> TASK BRIEF: Write out each line exactly as given. Leave the pictures out of your copy.

> DATA LINES:

________________________

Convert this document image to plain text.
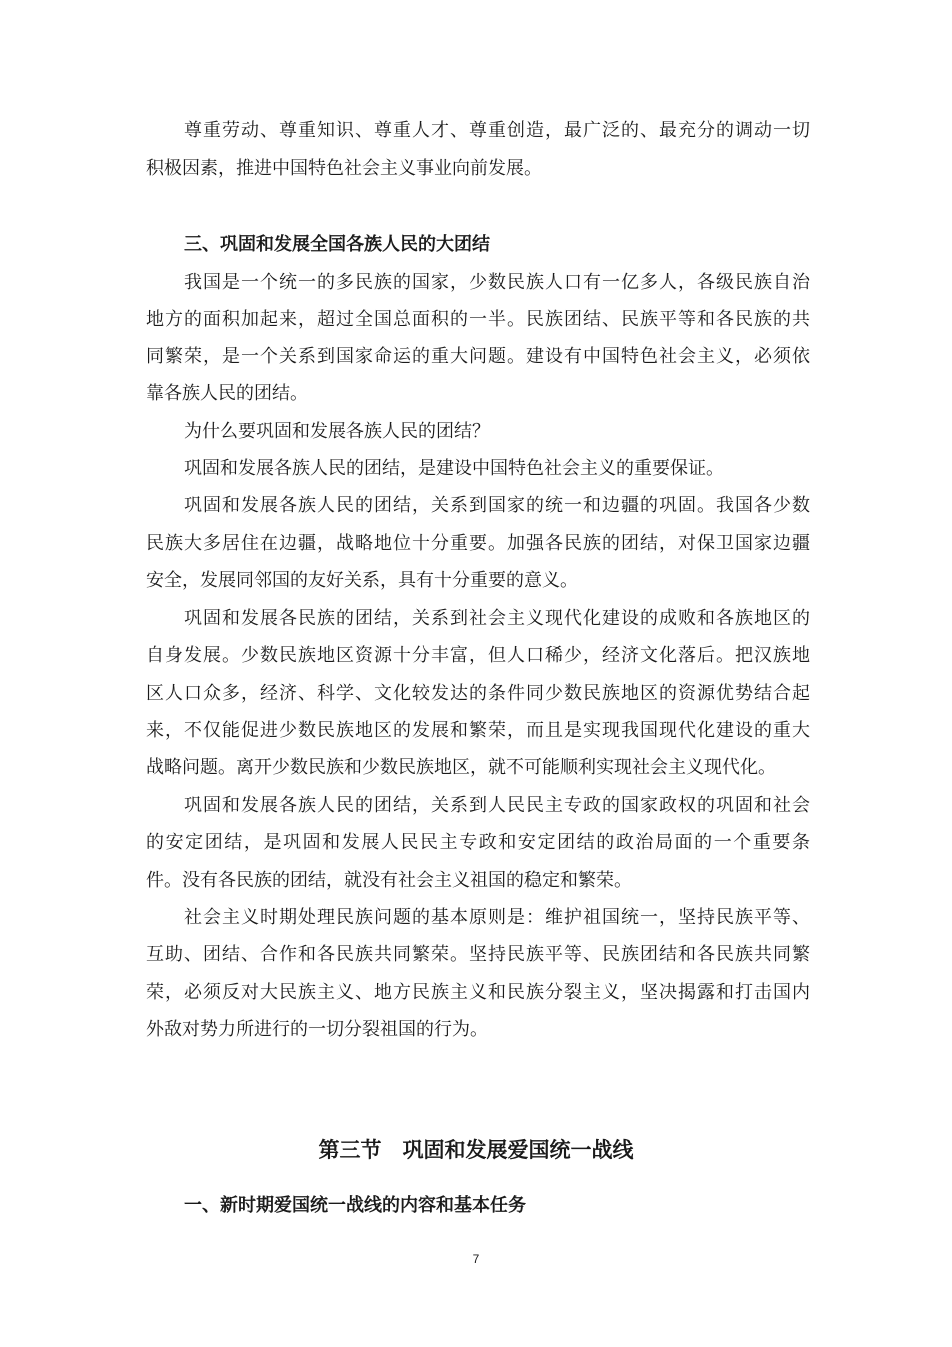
尊重劳动、尊重知识、尊重人才、尊重创造，最广泛的、最充分的调动一切
积极因素，推进中国特色社会主义事业向前发展。
三、巩固和发展全国各族人民的大团结
我国是一个统一的多民族的国家，少数民族人口有一亿多人，各级民族自治
地方的面积加起来，超过全国总面积的一半。民族团结、民族平等和各民族的共
同繁荣，是一个关系到国家命运的重大问题。建设有中国特色社会主义，必须依
靠各族人民的团结。
为什么要巩固和发展各族人民的团结？
巩固和发展各族人民的团结，是建设中国特色社会主义的重要保证。
巩固和发展各族人民的团结，关系到国家的统一和边疆的巩固。我国各少数
民族大多居住在边疆，战略地位十分重要。加强各民族的团结，对保卫国家边疆
安全，发展同邻国的友好关系，具有十分重要的意义。
巩固和发展各民族的团结，关系到社会主义现代化建设的成败和各族地区的
自身发展。少数民族地区资源十分丰富，但人口稀少，经济文化落后。把汉族地
区人口众多，经济、科学、文化较发达的条件同少数民族地区的资源优势结合起
来，不仅能促进少数民族地区的发展和繁荣，而且是实现我国现代化建设的重大
战略问题。离开少数民族和少数民族地区，就不可能顺利实现社会主义现代化。
巩固和发展各族人民的团结，关系到人民民主专政的国家政权的巩固和社会
的安定团结，是巩固和发展人民民主专政和安定团结的政治局面的一个重要条
件。没有各民族的团结，就没有社会主义祖国的稳定和繁荣。
社会主义时期处理民族问题的基本原则是：维护祖国统一，坚持民族平等、
互助、团结、合作和各民族共同繁荣。坚持民族平等、民族团结和各民族共同繁
荣，必须反对大民族主义、地方民族主义和民族分裂主义，坚决揭露和打击国内
外敌对势力所进行的一切分裂祖国的行为。
第三节　巩固和发展爱国统一战线
一、新时期爱国统一战线的内容和基本任务
7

________________________

> OUTPUT BELOW:
Convert this document image to plain text.
尊重劳动、尊重知识、尊重人才、尊重创造，最广泛的、最充分的调动一切
积极因素，推进中国特色社会主义事业向前发展。
三、巩固和发展全国各族人民的大团结
我国是一个统一的多民族的国家，少数民族人口有一亿多人，各级民族自治
地方的面积加起来，超过全国总面积的一半。民族团结、民族平等和各民族的共
同繁荣，是一个关系到国家命运的重大问题。建设有中国特色社会主义，必须依
靠各族人民的团结。
为什么要巩固和发展各族人民的团结？
巩固和发展各族人民的团结，是建设中国特色社会主义的重要保证。
巩固和发展各族人民的团结，关系到国家的统一和边疆的巩固。我国各少数
民族大多居住在边疆，战略地位十分重要。加强各民族的团结，对保卫国家边疆
安全，发展同邻国的友好关系，具有十分重要的意义。
巩固和发展各民族的团结，关系到社会主义现代化建设的成败和各族地区的
自身发展。少数民族地区资源十分丰富，但人口稀少，经济文化落后。把汉族地
区人口众多，经济、科学、文化较发达的条件同少数民族地区的资源优势结合起
来，不仅能促进少数民族地区的发展和繁荣，而且是实现我国现代化建设的重大
战略问题。离开少数民族和少数民族地区，就不可能顺利实现社会主义现代化。
巩固和发展各族人民的团结，关系到人民民主专政的国家政权的巩固和社会
的安定团结，是巩固和发展人民民主专政和安定团结的政治局面的一个重要条
件。没有各民族的团结，就没有社会主义祖国的稳定和繁荣。
社会主义时期处理民族问题的基本原则是：维护祖国统一，坚持民族平等、
互助、团结、合作和各民族共同繁荣。坚持民族平等、民族团结和各民族共同繁
荣，必须反对大民族主义、地方民族主义和民族分裂主义，坚决揭露和打击国内
外敌对势力所进行的一切分裂祖国的行为。
第三节　巩固和发展爱国统一战线
一、新时期爱国统一战线的内容和基本任务
7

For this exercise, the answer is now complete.